Stored data entries:
-=-=-

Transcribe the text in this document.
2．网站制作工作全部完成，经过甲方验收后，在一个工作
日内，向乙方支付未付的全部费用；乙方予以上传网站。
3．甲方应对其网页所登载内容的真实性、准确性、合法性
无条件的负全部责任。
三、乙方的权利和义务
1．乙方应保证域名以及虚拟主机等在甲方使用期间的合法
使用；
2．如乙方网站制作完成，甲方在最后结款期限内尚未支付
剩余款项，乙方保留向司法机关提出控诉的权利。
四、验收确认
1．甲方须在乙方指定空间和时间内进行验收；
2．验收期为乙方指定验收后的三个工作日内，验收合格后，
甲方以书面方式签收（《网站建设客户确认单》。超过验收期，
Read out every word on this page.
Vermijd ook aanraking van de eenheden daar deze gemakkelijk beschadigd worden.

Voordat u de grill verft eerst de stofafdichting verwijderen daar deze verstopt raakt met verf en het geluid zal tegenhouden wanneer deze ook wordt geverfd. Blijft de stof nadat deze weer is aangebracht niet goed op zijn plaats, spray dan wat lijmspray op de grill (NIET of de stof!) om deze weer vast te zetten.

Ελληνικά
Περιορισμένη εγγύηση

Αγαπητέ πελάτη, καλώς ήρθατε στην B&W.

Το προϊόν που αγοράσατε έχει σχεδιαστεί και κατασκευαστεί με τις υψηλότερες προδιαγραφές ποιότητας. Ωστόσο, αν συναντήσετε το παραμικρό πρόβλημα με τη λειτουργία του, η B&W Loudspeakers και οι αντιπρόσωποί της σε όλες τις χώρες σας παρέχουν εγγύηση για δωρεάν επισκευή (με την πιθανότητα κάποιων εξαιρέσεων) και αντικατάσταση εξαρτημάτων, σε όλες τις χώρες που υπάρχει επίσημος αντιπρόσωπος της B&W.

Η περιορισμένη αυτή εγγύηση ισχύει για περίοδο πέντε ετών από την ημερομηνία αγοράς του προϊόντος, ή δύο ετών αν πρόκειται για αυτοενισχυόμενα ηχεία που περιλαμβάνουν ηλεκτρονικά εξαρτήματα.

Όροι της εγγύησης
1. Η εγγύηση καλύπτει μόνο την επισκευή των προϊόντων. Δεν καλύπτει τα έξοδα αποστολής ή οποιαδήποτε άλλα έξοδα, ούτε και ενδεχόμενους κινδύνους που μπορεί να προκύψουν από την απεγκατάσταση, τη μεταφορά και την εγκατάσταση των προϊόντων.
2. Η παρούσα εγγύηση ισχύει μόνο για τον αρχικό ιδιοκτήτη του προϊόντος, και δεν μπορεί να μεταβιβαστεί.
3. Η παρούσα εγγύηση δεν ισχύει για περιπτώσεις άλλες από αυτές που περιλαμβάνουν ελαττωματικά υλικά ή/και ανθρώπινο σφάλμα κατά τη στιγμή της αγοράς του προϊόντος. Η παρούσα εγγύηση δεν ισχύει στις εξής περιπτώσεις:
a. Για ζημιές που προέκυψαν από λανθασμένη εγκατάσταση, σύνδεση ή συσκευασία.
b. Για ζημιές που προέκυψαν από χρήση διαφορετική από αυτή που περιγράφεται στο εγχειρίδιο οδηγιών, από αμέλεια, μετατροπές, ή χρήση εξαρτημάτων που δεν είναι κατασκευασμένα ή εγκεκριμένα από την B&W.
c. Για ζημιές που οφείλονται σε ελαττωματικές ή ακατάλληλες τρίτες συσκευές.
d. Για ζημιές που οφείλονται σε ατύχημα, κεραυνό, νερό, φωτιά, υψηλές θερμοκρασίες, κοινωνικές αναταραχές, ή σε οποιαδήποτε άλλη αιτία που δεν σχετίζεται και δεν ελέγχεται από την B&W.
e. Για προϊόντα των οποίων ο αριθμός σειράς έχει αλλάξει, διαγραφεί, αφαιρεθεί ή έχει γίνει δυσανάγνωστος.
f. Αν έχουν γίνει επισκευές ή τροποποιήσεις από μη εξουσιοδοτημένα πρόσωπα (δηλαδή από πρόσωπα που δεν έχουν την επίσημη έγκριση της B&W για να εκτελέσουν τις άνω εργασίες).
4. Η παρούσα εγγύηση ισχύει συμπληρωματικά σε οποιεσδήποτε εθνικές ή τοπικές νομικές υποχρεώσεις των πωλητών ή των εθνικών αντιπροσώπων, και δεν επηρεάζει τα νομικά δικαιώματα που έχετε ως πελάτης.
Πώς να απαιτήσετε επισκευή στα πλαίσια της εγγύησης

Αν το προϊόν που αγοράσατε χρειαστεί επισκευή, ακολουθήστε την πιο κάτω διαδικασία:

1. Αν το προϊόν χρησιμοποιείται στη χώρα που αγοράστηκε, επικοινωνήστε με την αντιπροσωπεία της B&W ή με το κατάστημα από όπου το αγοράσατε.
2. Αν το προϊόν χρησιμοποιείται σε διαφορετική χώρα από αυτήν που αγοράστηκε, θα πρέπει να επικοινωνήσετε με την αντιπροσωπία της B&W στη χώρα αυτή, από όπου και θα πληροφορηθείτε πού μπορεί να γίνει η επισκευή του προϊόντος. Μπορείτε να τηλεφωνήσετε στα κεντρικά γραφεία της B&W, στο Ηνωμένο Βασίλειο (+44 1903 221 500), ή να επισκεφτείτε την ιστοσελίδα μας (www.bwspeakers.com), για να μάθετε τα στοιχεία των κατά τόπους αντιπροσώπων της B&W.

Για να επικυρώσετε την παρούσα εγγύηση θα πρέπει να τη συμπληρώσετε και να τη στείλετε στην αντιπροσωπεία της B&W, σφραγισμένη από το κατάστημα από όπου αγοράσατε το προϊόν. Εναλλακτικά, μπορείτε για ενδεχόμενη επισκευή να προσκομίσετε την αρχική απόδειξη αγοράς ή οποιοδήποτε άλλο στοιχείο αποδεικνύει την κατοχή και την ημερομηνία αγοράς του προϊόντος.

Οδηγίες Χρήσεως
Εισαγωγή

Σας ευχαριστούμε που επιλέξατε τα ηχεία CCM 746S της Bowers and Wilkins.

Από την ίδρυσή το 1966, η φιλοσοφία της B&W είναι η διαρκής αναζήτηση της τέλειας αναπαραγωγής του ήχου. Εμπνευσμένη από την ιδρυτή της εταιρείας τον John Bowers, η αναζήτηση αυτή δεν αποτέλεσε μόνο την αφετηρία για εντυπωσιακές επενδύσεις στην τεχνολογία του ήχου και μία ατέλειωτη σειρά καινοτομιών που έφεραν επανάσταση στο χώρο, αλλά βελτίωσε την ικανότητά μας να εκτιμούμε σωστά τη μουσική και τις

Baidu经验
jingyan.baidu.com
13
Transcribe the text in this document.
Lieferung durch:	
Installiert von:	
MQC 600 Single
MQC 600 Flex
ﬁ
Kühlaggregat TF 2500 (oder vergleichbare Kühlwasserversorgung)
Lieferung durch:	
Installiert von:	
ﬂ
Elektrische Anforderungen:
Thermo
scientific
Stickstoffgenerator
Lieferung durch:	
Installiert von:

-=-=-

Select every line in the records above that contains the word "εγγύησης".

= Exercise answer =
Όροι της εγγύησης
Πώς να απαιτήσετε επισκευή στα πλαίσια της εγγύησης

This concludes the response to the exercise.